Exercise prompt
Lay out as a numbered list, with blank lines skipped, the part of the entries that begins with the line containing "svg-text:46: 46 [575,742,645,813]" and ends with the line containing "UI element localization: list".

════════

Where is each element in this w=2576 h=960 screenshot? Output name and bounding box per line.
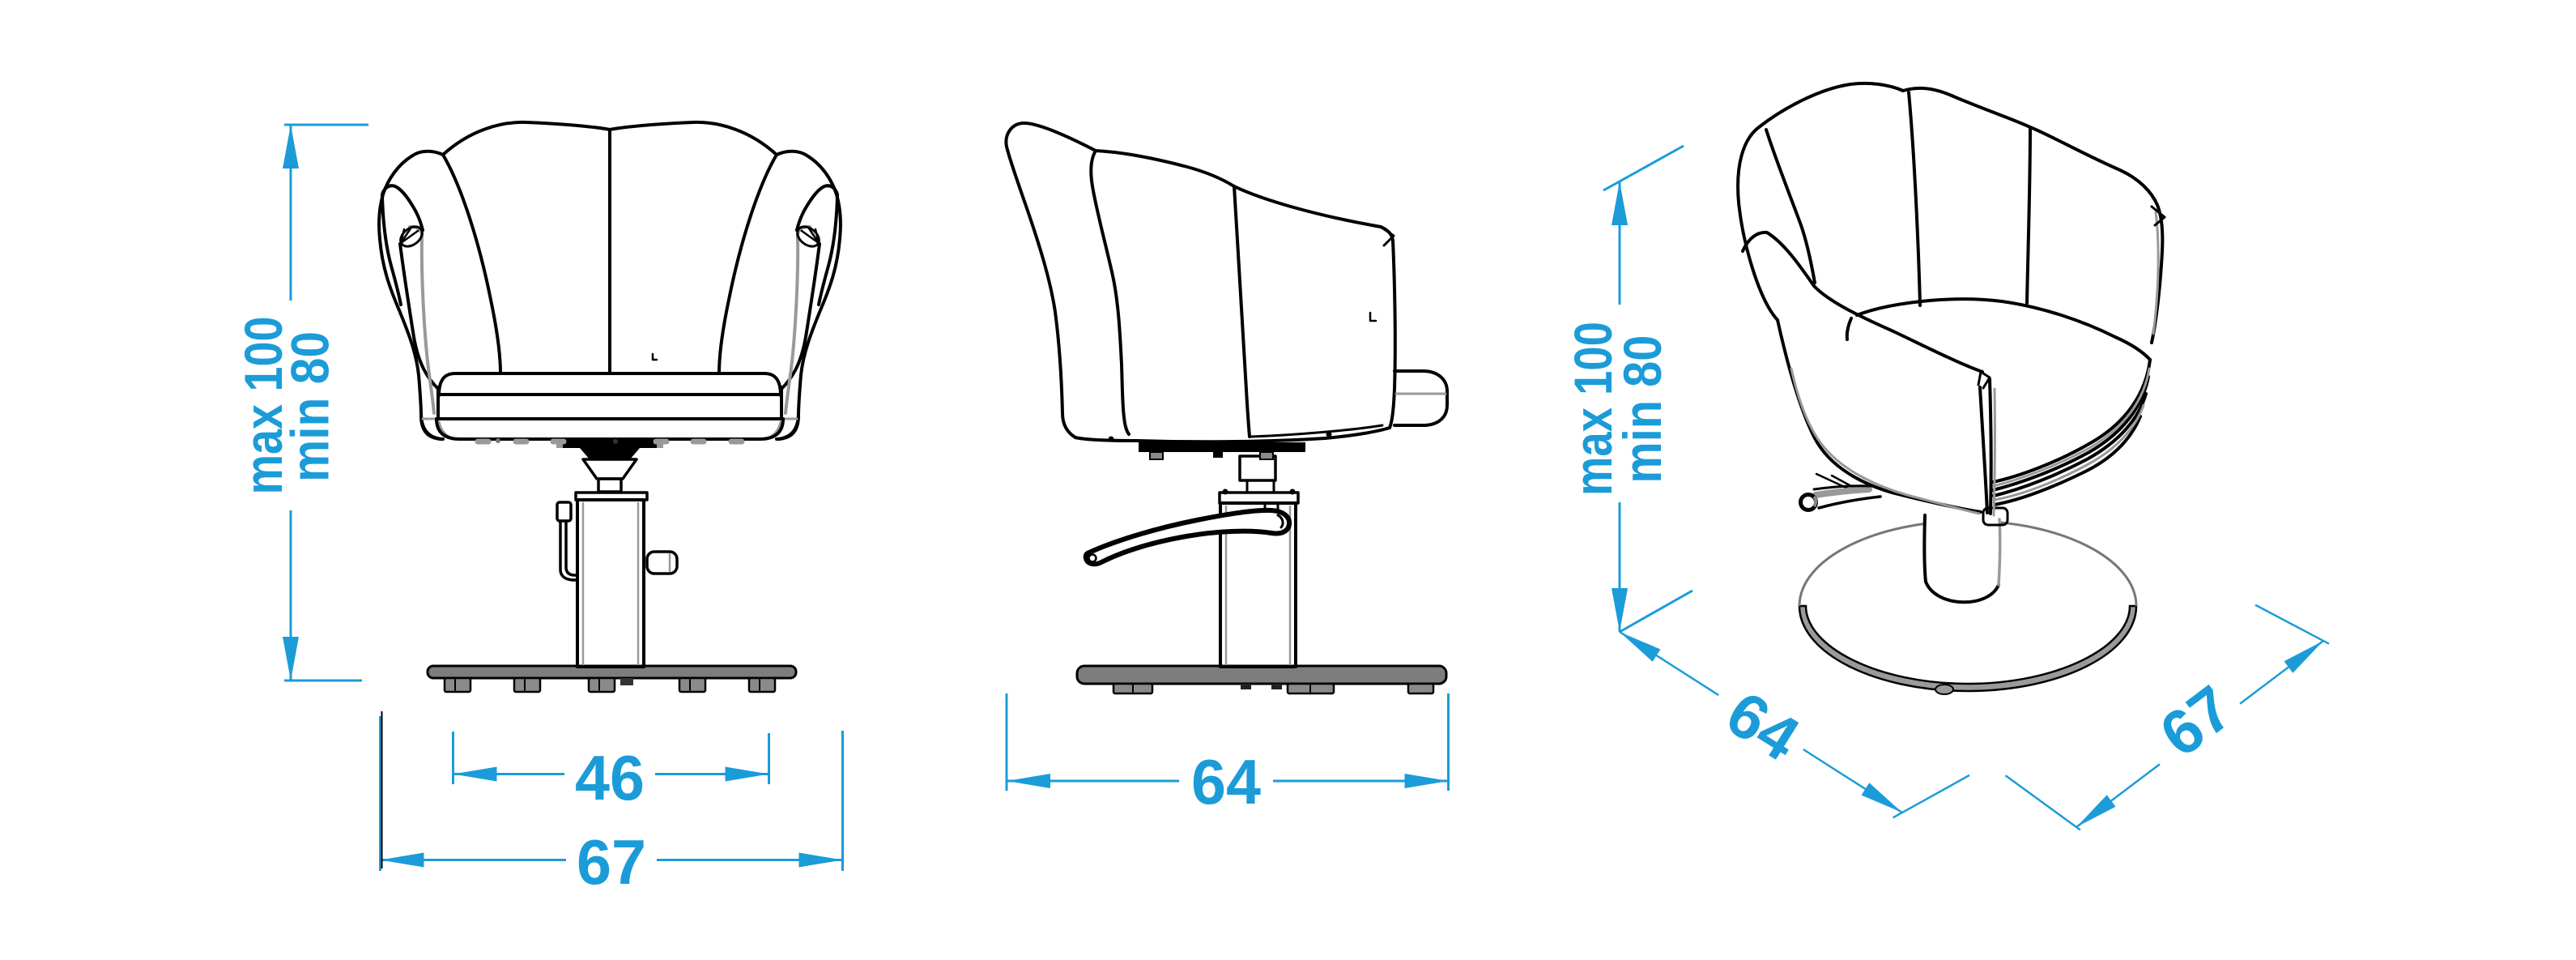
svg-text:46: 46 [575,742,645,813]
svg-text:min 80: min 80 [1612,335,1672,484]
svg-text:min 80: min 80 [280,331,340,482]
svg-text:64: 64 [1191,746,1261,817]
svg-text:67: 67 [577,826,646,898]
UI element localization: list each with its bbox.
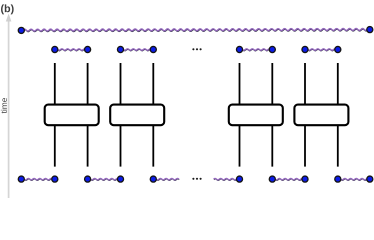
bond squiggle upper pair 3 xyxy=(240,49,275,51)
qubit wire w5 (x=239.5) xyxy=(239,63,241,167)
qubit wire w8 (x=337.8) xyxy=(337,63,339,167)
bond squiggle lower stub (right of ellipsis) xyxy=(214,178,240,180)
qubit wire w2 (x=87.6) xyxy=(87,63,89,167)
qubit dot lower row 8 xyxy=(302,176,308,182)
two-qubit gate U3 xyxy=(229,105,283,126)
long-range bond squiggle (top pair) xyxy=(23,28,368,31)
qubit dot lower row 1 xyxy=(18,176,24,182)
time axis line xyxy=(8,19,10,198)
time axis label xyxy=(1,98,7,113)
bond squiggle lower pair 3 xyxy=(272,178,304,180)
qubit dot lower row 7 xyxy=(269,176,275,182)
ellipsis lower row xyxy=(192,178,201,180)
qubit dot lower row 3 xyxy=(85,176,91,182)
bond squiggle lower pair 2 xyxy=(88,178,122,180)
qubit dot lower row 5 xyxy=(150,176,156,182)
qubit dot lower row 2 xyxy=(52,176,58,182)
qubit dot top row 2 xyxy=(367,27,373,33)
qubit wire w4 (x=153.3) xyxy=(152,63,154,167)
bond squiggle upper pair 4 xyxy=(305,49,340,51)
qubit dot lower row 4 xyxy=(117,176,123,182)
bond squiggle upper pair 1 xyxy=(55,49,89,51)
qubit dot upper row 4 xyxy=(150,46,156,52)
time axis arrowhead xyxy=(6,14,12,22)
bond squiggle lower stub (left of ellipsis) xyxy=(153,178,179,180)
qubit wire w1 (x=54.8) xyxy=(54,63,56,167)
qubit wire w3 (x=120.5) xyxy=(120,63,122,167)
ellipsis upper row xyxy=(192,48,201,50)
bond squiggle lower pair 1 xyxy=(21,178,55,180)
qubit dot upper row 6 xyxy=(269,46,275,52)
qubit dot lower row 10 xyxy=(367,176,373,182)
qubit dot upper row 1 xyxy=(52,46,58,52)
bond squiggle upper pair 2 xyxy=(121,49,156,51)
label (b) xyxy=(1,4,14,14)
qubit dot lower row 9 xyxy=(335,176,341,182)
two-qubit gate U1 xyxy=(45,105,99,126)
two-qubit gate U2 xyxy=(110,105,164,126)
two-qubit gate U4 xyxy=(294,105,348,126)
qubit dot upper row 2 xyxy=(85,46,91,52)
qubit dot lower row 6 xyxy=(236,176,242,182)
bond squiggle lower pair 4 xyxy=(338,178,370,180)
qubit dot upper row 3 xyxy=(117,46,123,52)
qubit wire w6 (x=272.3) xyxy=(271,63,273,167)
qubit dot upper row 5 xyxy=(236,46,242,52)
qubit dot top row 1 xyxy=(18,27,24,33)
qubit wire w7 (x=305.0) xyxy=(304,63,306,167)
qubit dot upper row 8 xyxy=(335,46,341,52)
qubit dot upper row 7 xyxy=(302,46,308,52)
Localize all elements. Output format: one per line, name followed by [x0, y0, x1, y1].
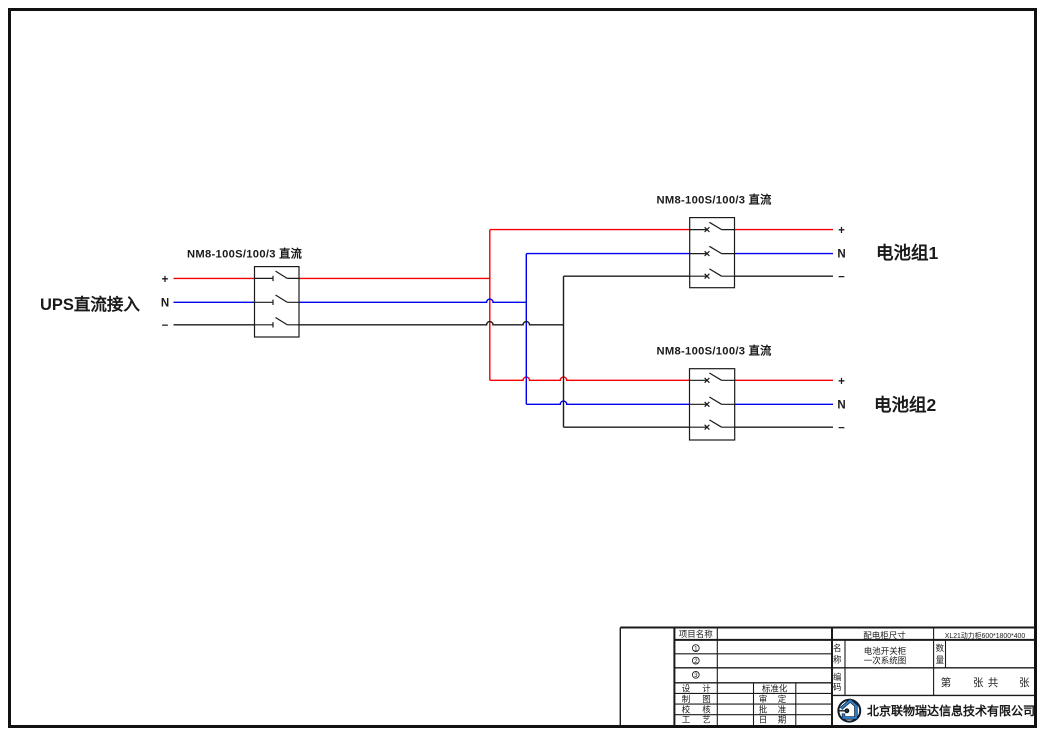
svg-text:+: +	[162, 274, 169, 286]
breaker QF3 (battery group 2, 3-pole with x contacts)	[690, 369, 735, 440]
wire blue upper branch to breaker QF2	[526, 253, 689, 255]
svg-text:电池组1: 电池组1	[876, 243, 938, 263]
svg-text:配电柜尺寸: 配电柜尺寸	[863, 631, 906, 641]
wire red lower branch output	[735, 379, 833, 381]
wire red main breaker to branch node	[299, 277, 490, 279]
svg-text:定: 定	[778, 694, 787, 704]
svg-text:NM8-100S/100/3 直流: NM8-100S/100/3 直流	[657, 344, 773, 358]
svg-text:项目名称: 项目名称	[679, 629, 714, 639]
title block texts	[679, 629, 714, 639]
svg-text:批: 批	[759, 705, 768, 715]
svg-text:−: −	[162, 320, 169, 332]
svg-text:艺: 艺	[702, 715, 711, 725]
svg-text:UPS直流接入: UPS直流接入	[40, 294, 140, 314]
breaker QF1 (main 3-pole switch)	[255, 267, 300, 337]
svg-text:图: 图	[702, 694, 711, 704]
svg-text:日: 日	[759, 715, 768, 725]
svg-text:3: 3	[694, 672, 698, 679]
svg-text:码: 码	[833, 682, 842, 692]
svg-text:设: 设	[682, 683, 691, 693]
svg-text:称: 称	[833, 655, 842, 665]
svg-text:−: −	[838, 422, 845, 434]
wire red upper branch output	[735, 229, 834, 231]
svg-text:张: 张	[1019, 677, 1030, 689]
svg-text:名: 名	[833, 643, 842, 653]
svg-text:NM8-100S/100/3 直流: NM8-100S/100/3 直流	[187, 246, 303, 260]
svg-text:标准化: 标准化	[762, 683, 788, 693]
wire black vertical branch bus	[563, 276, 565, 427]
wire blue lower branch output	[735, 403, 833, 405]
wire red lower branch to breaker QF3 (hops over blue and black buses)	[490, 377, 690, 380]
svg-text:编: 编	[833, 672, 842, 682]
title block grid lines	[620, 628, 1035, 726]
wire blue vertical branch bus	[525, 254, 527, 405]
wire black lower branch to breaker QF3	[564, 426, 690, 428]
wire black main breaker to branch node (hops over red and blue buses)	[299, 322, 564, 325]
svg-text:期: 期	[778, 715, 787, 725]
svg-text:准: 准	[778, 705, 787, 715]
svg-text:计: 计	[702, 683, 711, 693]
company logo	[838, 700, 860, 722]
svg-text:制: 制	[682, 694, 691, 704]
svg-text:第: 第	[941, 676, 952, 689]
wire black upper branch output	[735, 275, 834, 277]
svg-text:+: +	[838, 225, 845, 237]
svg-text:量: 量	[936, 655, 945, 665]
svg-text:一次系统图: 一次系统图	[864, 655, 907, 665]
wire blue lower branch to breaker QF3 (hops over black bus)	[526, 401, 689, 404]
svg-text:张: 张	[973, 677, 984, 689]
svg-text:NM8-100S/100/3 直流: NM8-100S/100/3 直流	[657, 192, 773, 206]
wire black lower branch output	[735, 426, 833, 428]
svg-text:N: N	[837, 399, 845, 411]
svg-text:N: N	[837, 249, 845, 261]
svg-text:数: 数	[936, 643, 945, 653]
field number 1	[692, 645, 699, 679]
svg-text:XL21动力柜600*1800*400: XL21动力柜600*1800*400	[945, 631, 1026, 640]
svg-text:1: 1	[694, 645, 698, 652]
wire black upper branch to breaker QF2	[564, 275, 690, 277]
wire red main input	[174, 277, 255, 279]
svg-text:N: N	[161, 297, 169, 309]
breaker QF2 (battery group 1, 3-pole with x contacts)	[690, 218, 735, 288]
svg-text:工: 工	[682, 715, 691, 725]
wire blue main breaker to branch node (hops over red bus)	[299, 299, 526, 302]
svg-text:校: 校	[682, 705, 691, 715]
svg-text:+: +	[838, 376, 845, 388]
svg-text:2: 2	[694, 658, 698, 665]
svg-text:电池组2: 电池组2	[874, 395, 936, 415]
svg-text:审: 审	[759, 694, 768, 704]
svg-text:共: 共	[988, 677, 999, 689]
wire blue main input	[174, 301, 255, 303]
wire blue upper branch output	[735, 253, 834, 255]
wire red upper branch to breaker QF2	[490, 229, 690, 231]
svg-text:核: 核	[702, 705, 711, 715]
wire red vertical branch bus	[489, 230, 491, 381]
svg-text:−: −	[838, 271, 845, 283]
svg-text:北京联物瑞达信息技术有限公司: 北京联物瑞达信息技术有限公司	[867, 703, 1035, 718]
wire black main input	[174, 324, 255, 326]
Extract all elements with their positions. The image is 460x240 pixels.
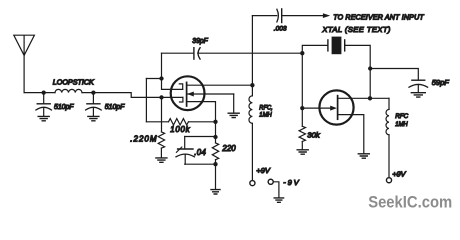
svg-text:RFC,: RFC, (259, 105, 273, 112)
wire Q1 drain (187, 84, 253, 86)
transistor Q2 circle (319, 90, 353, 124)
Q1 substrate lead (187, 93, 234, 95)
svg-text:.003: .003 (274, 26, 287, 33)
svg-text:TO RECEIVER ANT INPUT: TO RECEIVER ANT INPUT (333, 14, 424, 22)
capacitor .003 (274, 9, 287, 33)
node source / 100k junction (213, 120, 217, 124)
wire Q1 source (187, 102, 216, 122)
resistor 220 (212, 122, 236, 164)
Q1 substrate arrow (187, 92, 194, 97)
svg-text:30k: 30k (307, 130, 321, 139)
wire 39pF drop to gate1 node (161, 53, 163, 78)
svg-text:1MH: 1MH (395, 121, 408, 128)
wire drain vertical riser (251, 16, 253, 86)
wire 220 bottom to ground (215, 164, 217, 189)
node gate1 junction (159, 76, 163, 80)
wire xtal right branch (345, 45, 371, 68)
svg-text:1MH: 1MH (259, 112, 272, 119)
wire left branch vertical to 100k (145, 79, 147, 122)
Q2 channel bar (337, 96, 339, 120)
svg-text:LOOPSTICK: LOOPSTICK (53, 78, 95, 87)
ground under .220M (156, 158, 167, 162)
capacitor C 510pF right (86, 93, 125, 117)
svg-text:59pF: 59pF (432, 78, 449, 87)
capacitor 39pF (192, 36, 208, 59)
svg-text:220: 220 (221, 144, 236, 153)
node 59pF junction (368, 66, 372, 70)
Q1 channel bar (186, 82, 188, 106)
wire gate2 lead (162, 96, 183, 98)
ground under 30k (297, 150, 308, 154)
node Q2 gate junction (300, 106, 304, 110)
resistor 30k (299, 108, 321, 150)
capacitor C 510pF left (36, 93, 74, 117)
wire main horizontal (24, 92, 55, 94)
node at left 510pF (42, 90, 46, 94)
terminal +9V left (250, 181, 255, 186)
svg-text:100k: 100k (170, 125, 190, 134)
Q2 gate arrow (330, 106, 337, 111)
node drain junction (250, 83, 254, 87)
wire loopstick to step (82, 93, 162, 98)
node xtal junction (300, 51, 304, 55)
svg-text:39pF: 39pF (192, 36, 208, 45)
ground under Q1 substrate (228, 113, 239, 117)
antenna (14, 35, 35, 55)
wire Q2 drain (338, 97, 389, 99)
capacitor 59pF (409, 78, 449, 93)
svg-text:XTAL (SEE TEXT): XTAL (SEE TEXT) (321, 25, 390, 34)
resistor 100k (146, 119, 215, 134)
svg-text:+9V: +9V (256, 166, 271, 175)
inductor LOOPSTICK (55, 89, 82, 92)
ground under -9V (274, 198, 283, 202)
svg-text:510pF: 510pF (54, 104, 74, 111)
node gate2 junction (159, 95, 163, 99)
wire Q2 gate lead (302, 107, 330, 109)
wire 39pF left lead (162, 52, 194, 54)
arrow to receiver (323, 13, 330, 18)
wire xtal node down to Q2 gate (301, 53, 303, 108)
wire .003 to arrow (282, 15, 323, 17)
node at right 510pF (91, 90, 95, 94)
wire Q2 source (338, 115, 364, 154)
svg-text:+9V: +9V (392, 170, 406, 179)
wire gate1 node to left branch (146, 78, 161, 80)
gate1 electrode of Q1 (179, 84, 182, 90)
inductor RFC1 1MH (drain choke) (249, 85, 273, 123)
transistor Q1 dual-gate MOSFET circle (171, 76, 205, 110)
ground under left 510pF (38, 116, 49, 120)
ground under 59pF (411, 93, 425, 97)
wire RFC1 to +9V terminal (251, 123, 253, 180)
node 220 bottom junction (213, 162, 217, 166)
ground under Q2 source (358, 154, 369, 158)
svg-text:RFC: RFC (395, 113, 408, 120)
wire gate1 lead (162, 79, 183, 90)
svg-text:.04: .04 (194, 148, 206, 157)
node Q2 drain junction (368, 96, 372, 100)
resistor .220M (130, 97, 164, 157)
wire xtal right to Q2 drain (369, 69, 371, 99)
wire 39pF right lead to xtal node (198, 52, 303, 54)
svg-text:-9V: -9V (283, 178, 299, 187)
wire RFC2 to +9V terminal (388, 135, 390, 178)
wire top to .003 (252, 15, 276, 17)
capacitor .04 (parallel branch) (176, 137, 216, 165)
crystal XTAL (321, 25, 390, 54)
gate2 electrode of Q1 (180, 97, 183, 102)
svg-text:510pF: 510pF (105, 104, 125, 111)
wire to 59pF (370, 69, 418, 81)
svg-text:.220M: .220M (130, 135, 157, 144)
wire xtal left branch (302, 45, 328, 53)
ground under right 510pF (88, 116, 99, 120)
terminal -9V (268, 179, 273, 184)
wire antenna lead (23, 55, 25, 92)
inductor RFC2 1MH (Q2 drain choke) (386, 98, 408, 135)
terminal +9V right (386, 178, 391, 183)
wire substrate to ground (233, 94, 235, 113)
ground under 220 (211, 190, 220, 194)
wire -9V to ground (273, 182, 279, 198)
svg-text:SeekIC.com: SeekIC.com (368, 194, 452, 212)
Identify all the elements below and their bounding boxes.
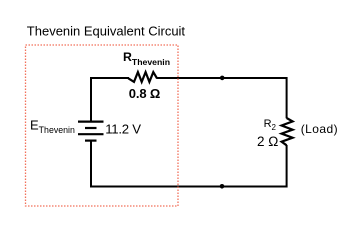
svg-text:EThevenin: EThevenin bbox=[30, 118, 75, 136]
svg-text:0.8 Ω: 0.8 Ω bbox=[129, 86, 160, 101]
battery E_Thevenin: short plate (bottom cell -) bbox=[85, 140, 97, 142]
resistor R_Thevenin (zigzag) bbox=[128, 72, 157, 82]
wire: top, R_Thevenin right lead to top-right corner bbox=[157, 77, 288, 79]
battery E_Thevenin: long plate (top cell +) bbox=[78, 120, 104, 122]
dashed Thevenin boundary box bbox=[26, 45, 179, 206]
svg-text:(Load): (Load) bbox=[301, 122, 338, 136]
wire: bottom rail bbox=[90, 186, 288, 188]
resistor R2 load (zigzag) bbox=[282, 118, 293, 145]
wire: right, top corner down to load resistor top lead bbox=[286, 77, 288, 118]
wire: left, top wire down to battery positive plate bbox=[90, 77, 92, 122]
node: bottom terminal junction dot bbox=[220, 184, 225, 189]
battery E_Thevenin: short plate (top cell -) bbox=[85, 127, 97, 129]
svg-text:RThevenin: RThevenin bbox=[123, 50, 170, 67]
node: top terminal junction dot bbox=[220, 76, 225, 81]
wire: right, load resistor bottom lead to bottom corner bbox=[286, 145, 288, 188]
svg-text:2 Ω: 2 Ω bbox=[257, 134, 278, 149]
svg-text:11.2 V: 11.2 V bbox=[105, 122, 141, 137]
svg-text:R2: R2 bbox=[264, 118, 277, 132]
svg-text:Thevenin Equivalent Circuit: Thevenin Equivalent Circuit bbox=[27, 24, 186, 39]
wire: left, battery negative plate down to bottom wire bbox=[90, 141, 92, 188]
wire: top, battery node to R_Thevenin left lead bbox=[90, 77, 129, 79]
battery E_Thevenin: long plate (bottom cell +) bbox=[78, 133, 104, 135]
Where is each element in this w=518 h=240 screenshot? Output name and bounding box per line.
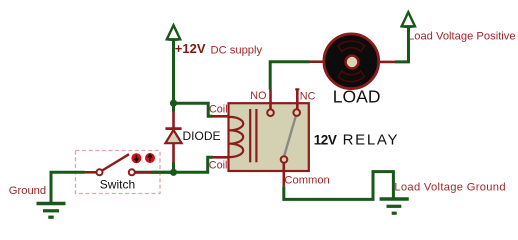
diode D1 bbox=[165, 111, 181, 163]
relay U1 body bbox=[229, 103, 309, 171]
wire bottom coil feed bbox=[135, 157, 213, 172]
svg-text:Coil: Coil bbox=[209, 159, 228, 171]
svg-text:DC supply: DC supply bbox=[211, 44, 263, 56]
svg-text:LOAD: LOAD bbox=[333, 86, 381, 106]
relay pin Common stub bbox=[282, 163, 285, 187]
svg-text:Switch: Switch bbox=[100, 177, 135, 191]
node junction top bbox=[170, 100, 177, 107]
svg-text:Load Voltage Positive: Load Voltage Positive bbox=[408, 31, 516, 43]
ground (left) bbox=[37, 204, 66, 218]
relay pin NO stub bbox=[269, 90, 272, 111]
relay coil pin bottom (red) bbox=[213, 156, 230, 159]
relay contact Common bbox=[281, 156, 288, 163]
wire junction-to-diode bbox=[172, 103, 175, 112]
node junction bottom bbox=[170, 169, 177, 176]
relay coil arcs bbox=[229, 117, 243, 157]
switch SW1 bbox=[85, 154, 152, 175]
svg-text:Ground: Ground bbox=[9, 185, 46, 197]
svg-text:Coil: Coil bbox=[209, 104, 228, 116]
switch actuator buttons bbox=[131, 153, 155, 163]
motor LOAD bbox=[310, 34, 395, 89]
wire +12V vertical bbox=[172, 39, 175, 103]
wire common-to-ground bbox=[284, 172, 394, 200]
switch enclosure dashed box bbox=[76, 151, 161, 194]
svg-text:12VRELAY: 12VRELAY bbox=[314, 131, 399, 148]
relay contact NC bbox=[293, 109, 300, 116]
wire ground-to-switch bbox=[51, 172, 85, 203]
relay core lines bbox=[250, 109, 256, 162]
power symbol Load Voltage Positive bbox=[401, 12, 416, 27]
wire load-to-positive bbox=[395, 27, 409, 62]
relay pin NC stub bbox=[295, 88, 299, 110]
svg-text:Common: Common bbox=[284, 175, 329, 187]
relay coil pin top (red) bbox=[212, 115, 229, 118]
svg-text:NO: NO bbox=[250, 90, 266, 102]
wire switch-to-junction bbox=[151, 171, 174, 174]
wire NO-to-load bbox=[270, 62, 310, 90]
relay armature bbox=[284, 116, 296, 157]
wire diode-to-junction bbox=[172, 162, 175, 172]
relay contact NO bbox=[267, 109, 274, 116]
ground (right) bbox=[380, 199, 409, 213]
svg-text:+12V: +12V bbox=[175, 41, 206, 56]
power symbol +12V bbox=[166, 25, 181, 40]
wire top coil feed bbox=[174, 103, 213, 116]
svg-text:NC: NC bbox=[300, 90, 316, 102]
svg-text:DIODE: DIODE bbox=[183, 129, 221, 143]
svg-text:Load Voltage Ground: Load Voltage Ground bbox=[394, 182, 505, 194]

════════

Response to this task
1. svg-text:46: 46 [575,742,645,813]
2. svg-text:min 80: min 80 [1612,335,1672,484]
3. svg-text:min 80: min 80 [280,331,340,482]
4. svg-text:64: 64 [1191,746,1261,817]
5. svg-text:67: 67 [577,826,646,898]
6. UI element localization: list each with its bbox.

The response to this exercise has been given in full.